Dataset items
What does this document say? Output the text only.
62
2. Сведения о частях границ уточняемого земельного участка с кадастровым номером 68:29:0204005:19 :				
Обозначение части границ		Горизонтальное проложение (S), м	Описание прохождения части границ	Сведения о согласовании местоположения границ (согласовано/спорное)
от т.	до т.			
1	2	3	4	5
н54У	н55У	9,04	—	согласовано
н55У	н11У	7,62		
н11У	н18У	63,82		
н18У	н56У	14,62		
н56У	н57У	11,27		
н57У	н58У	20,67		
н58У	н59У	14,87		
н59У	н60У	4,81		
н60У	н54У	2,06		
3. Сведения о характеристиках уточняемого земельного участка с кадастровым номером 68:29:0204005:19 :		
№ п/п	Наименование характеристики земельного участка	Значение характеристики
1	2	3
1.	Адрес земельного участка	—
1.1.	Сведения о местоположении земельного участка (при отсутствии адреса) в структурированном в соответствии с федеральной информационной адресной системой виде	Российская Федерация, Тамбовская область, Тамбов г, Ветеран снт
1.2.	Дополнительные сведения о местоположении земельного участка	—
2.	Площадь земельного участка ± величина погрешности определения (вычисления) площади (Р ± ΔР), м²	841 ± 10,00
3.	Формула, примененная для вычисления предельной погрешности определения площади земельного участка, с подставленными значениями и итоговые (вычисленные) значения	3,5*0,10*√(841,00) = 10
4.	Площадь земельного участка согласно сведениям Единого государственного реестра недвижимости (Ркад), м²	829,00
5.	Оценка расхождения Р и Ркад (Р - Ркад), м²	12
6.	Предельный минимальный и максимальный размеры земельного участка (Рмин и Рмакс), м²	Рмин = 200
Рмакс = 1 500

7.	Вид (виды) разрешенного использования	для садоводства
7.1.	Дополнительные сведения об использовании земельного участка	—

__Description of the task__. Among the lines of the material above, how many include the string "вычисления"? Report only that number.

__Exercise result__. 2